## [PROBLEM STATEMENT]
Where does the word "Hyperactive" show up in the records? Copy every line that has it.

Data items:
+--

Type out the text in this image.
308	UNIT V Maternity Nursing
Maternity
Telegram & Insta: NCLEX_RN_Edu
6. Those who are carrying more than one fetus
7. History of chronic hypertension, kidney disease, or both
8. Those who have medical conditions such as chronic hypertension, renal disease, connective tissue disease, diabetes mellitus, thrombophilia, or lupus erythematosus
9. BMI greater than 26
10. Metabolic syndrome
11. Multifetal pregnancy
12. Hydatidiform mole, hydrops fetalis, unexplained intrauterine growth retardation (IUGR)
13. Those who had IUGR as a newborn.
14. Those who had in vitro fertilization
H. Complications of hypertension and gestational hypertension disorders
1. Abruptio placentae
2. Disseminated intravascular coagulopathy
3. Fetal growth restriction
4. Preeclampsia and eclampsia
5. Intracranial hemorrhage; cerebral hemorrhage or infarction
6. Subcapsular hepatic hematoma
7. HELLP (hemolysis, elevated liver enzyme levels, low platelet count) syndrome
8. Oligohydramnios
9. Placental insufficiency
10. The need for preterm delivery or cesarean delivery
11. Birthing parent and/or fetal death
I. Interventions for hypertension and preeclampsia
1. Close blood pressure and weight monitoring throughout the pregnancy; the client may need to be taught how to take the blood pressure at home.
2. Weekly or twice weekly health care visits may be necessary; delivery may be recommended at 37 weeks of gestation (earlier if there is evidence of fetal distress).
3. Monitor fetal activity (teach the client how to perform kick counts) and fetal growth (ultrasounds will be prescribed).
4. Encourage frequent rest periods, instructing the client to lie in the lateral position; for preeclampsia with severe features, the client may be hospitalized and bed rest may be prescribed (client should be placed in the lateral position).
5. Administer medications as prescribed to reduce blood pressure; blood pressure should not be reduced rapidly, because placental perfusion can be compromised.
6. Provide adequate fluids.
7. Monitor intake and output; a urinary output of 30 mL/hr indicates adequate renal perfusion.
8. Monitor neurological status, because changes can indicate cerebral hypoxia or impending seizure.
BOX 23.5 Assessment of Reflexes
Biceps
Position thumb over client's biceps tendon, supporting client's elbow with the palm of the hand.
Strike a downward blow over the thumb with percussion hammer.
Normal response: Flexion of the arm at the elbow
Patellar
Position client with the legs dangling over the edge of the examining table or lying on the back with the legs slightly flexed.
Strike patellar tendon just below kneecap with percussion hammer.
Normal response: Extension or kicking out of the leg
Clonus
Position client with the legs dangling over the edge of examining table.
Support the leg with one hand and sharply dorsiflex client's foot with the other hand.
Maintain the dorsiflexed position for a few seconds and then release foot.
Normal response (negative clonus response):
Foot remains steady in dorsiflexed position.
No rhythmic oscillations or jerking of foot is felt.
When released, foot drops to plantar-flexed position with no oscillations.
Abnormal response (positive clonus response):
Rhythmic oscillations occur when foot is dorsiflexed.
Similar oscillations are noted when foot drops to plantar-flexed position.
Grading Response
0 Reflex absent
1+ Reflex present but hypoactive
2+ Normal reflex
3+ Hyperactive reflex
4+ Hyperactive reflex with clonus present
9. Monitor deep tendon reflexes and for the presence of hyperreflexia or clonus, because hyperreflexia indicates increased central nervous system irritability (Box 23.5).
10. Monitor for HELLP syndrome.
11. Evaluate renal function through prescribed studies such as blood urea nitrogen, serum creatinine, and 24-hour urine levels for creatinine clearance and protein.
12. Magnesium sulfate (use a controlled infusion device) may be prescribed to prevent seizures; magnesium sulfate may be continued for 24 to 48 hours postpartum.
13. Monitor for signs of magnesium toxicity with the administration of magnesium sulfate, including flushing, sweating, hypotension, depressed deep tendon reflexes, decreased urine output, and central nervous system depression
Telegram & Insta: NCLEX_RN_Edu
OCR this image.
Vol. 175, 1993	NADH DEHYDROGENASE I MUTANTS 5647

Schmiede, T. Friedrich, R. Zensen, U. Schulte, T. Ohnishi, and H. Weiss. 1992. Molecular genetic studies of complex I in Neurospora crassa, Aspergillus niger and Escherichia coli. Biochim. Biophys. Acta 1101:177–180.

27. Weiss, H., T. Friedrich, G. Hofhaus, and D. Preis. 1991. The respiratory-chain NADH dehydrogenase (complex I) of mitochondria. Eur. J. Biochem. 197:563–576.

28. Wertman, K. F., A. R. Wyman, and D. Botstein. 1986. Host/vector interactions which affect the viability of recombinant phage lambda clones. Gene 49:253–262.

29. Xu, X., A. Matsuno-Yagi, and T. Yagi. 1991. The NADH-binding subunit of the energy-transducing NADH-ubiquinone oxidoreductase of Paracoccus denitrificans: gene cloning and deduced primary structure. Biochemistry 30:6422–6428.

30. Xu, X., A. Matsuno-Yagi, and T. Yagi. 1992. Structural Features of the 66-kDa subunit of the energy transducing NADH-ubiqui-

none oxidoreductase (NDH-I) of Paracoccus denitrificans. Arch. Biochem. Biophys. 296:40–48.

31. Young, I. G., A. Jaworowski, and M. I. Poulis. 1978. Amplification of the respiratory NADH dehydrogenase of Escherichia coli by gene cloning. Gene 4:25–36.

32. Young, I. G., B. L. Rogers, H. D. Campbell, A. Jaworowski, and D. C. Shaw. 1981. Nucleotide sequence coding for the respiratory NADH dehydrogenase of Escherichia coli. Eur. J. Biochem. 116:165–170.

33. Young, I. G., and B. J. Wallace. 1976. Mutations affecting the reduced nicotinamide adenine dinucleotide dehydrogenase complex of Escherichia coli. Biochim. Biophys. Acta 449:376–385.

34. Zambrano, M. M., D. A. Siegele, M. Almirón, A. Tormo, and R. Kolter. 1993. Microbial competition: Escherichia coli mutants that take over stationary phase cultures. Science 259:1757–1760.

+--

## [OUTPUT]
3+ Hyperactive reflex
4+ Hyperactive reflex with clonus present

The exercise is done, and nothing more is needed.